** WHAT IS ASKED **
Find every line in the listing below that contains the string "from", matching case, and copy each line in full.

** DATA ROWS **
:::
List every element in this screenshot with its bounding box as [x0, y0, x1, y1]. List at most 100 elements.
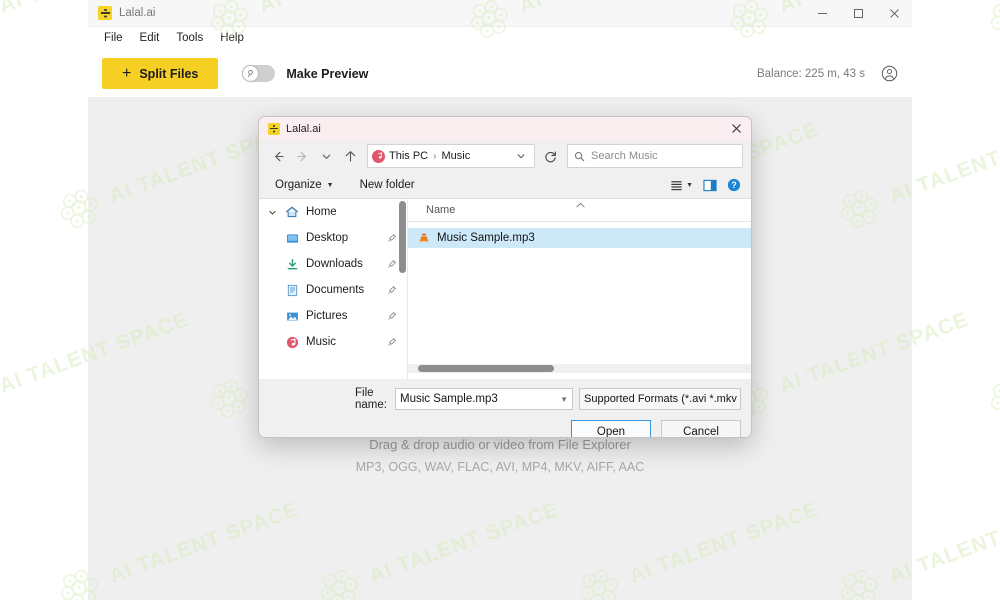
sidebar-label: Pictures: [306, 310, 348, 322]
pin-icon[interactable]: [387, 285, 397, 295]
sidebar-label: Music: [306, 336, 337, 348]
new-folder-label: New folder: [359, 179, 415, 191]
pin-icon[interactable]: [387, 337, 397, 347]
preview-pane-icon[interactable]: [703, 179, 717, 192]
dialog-titlebar: Lalal.ai: [259, 117, 751, 140]
menu-edit[interactable]: Edit: [132, 29, 168, 47]
open-button[interactable]: Open: [571, 420, 651, 437]
arrow-right-icon[interactable]: [291, 145, 313, 167]
dialog-buttons: Open Cancel: [269, 420, 741, 437]
account-circle-icon[interactable]: [881, 65, 898, 82]
menubar: File Edit Tools Help: [88, 27, 912, 49]
documents-icon: [285, 283, 299, 297]
downloads-icon: [285, 257, 299, 271]
minimize-icon[interactable]: [804, 0, 840, 26]
file-list-item[interactable]: Music Sample.mp3: [408, 228, 751, 248]
breadcrumb-chevron-down-icon[interactable]: [512, 151, 530, 161]
search-input[interactable]: Search Music: [567, 144, 743, 168]
sidebar-item-home[interactable]: Home: [259, 199, 407, 225]
new-folder-button[interactable]: New folder: [354, 177, 421, 193]
file-name-row: File name: Music Sample.mp3 ▼ Supported …: [269, 387, 741, 411]
arrow-up-icon[interactable]: [339, 145, 361, 167]
balance-label: Balance: 225 m, 43 s: [756, 67, 865, 80]
ear-icon: [248, 70, 254, 78]
dropzone-line1: Drag & drop audio or video from File Exp…: [369, 437, 631, 452]
dialog-close-icon[interactable]: [721, 117, 751, 140]
pin-icon[interactable]: [387, 259, 397, 269]
chevron-down-icon[interactable]: [267, 208, 278, 217]
make-preview-control[interactable]: Make Preview: [242, 65, 368, 82]
menu-tools[interactable]: Tools: [168, 29, 211, 47]
music-folder-icon: [372, 149, 385, 163]
home-icon: [285, 205, 299, 219]
file-list-hscrollbar[interactable]: [408, 364, 751, 373]
recent-locations-chevron-down-icon[interactable]: [315, 145, 337, 167]
split-files-label: Split Files: [139, 66, 199, 81]
file-name-input[interactable]: Music Sample.mp3 ▼: [395, 388, 573, 410]
watermark-brain-logo-icon: [990, 383, 1000, 410]
dialog-sidebar: Home Desktop Downloads Documents Picture…: [259, 199, 408, 379]
file-list-header: Name: [408, 199, 751, 222]
chevron-down-icon[interactable]: ▼: [737, 395, 741, 404]
make-preview-label: Make Preview: [286, 66, 369, 81]
file-name-label: Music Sample.mp3: [437, 232, 535, 244]
plus-icon: +: [122, 64, 132, 82]
organize-label: Organize: [275, 179, 322, 191]
make-preview-toggle[interactable]: [242, 65, 276, 82]
close-icon[interactable]: [876, 0, 912, 26]
column-header-name[interactable]: Name: [408, 204, 455, 216]
desktop-icon: [285, 231, 299, 245]
dialog-app-icon: [268, 122, 280, 135]
organize-button[interactable]: Organize ▼: [269, 177, 340, 193]
chevron-down-icon[interactable]: ▼: [560, 395, 568, 404]
maximize-icon[interactable]: [840, 0, 876, 26]
arrow-left-icon[interactable]: [267, 145, 289, 167]
sidebar-item-music[interactable]: Music: [259, 329, 407, 355]
split-files-button[interactable]: + Split Files: [102, 58, 219, 89]
sort-ascending-icon: [575, 201, 586, 211]
pin-icon[interactable]: [387, 233, 397, 243]
lalal-logo-icon: [98, 6, 112, 20]
menu-file[interactable]: File: [96, 29, 131, 47]
file-list-pane: Name Music Sample.mp3: [408, 199, 751, 379]
dropzone-hint: Drag & drop audio or video from File Exp…: [88, 437, 912, 474]
balance-area: Balance: 225 m, 43 s: [757, 65, 898, 82]
file-name-value: Music Sample.mp3: [400, 393, 498, 405]
view-chevron-down-icon: ▼: [686, 181, 693, 189]
app-title: Lalal.ai: [119, 7, 156, 19]
app-toolbar: + Split Files Make Preview Balance: 225 …: [88, 49, 912, 99]
view-list-icon[interactable]: ▼: [670, 179, 693, 192]
dialog-navbar: This PC › Music Search Music: [259, 140, 751, 172]
search-placeholder: Search Music: [591, 150, 658, 162]
dialog-body: Home Desktop Downloads Documents Picture…: [259, 198, 751, 379]
sidebar-item-downloads[interactable]: Downloads: [259, 251, 407, 277]
sidebar-scrollbar[interactable]: [399, 201, 406, 273]
breadcrumb-this-pc[interactable]: This PC: [389, 150, 428, 162]
watermark: AI TALENT SPACE: [980, 298, 1000, 429]
sidebar-label: Desktop: [306, 232, 349, 244]
window-controls: [804, 0, 912, 26]
file-open-dialog: Lalal.ai This PC › Music Search Music Or…: [258, 116, 752, 438]
file-list-hscrollbar-thumb[interactable]: [418, 365, 554, 372]
menu-help[interactable]: Help: [212, 29, 252, 47]
help-circle-icon[interactable]: ?: [727, 178, 741, 192]
pin-icon[interactable]: [387, 311, 397, 321]
toggle-knob: [243, 66, 259, 81]
app-titlebar: Lalal.ai: [88, 0, 912, 27]
chevron-down-icon: ▼: [326, 181, 334, 189]
breadcrumb[interactable]: This PC › Music: [367, 144, 535, 168]
cancel-button[interactable]: Cancel: [661, 420, 741, 437]
search-icon: [574, 151, 585, 162]
svg-text:?: ?: [731, 180, 736, 190]
music-icon: [285, 335, 299, 349]
sidebar-item-pictures[interactable]: Pictures: [259, 303, 407, 329]
breadcrumb-music[interactable]: Music: [441, 150, 470, 162]
sidebar-item-desktop[interactable]: Desktop: [259, 225, 407, 251]
vlc-media-icon: [418, 232, 430, 244]
sidebar-item-documents[interactable]: Documents: [259, 277, 407, 303]
watermark-brain-logo-icon: [990, 3, 1000, 30]
format-filter-select[interactable]: Supported Formats (*.avi *.mkv ▼: [579, 388, 741, 410]
refresh-icon[interactable]: [539, 145, 561, 167]
sidebar-label: Documents: [306, 284, 365, 296]
dropzone-line2: MP3, OGG, WAV, FLAC, AVI, MP4, MKV, AIFF…: [355, 460, 645, 474]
:::
** EXERCISE OUTPUT **
dropzone-line1: Drag & drop audio or video from File Exp…: [369, 437, 631, 452]
dropzone-hint: Drag & drop audio or video from File Exp…: [88, 437, 912, 474]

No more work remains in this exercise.